DIRECTIONS FOR THIS TASK: Count every line that has the word "type". Give the number, without anything more.

MATERIAL TO PROCESS:
* * * * * * * * *

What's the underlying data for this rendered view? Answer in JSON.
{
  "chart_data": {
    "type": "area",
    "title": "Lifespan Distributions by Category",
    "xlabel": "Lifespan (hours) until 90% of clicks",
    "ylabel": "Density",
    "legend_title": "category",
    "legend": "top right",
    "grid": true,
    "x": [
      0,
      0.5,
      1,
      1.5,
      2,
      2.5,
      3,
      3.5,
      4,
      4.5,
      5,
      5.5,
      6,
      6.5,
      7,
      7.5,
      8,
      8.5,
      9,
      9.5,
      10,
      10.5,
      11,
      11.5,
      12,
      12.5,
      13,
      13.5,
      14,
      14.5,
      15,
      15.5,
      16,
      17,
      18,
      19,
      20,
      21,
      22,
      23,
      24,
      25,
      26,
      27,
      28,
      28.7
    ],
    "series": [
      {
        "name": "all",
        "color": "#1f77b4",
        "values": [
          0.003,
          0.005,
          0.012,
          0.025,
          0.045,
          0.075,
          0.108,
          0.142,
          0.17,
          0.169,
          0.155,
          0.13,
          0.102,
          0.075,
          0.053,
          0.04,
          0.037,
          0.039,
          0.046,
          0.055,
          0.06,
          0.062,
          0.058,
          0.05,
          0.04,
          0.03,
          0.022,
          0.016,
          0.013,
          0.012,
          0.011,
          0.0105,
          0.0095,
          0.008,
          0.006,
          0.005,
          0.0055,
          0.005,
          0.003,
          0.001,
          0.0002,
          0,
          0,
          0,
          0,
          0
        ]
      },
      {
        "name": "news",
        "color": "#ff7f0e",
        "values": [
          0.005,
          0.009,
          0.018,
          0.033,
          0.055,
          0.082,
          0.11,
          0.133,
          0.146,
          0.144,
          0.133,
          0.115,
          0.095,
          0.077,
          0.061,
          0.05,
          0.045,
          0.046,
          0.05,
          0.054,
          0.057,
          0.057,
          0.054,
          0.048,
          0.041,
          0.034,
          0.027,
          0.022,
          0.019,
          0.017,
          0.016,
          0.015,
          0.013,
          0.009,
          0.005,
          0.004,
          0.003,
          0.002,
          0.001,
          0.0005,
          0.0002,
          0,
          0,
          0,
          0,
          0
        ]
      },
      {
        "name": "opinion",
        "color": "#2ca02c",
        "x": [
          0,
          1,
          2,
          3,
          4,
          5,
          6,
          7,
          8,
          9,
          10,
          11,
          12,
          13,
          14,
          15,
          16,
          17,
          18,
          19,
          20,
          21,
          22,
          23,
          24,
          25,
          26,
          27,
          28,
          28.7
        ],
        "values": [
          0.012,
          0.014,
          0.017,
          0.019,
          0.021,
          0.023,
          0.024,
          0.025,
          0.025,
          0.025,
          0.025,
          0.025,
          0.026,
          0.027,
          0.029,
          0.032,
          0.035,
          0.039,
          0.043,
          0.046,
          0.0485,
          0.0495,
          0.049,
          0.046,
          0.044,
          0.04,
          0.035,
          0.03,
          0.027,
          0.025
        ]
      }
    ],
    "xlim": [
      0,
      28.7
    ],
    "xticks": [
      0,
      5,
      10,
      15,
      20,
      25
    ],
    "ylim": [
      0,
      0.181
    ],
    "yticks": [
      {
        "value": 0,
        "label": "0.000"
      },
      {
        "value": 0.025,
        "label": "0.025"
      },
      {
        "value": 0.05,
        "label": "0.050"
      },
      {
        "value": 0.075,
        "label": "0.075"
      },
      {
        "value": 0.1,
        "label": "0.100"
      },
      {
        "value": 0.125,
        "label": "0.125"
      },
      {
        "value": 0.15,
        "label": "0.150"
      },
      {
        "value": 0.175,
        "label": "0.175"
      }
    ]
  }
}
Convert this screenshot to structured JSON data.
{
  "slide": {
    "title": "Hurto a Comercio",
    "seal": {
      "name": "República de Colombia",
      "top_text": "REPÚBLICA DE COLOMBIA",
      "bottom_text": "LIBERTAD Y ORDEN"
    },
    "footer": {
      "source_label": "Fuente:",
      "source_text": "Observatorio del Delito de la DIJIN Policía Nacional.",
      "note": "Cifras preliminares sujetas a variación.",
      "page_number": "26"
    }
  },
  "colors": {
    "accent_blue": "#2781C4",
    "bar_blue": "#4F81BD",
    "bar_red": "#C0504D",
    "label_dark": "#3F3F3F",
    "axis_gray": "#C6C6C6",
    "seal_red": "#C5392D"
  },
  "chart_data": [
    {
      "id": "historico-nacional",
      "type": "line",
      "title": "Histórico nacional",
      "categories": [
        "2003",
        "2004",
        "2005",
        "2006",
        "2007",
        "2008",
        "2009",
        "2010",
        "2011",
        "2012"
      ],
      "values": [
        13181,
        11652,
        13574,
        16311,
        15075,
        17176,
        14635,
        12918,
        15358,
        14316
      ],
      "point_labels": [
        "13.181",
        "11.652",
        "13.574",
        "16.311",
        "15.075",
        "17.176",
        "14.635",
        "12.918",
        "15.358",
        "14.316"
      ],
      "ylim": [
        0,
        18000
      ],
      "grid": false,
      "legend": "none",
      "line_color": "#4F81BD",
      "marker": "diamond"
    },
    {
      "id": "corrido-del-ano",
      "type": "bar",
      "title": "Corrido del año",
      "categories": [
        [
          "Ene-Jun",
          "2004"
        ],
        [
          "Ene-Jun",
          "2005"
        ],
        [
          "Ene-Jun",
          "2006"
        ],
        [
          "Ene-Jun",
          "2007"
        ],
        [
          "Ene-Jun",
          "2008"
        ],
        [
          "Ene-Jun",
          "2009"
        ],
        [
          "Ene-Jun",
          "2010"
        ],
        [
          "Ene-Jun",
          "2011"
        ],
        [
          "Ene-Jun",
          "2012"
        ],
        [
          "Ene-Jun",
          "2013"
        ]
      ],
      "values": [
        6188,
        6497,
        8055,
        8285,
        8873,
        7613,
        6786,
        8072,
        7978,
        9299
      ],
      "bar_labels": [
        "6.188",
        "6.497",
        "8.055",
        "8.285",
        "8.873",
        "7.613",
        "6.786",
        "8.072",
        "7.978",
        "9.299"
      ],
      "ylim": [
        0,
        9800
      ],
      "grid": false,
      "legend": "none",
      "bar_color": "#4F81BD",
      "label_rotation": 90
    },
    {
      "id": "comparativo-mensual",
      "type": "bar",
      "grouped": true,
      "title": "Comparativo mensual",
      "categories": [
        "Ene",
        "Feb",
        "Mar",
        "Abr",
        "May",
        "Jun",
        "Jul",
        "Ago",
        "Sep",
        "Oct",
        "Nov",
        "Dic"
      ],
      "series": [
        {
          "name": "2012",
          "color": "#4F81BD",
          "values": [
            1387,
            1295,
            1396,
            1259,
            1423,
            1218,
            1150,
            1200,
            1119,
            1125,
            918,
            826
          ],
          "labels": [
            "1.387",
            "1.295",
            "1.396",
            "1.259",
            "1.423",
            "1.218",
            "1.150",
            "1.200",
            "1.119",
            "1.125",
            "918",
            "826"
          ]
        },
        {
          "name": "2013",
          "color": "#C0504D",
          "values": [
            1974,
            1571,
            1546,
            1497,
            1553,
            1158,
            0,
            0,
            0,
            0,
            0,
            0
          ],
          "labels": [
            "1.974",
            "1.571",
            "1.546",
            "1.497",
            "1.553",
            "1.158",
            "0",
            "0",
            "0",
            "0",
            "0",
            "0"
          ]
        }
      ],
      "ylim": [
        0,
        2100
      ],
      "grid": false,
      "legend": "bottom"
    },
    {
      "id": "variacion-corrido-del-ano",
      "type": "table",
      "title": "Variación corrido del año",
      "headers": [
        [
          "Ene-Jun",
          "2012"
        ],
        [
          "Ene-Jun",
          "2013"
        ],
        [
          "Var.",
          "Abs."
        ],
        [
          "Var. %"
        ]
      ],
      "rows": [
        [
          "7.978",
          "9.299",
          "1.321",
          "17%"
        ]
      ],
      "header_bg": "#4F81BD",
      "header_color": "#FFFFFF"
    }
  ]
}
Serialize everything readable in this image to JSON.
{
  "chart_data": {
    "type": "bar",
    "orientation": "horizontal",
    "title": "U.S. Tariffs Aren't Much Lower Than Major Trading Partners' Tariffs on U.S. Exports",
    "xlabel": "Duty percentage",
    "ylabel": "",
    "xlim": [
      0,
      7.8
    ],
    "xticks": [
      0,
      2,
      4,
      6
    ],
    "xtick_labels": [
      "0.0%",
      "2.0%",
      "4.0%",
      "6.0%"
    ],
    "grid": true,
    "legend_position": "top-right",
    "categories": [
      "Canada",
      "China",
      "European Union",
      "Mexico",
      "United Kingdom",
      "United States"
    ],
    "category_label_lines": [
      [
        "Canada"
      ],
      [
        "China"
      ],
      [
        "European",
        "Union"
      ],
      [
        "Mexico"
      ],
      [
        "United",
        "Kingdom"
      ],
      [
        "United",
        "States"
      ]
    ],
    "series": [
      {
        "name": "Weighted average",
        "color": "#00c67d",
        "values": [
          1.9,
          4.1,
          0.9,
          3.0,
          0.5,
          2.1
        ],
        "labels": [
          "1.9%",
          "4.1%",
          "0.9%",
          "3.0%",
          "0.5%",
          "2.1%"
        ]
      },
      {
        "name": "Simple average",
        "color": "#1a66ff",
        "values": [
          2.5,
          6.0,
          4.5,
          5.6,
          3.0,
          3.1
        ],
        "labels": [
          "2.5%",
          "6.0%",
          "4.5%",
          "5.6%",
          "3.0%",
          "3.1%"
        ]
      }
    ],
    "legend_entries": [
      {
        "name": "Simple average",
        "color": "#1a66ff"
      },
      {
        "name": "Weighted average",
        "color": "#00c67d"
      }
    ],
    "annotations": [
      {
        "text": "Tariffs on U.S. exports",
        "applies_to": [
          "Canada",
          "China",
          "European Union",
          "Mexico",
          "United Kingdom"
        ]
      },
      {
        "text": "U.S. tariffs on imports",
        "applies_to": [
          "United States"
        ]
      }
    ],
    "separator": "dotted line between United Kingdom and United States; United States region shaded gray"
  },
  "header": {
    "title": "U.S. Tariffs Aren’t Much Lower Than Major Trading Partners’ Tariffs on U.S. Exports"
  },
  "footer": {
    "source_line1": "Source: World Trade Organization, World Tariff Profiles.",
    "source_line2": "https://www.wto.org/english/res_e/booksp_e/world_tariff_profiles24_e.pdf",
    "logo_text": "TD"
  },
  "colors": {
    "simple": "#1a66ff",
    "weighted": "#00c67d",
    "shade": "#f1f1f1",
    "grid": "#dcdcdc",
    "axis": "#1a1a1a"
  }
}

* * * * * * * * *

RESULT BELOW: 6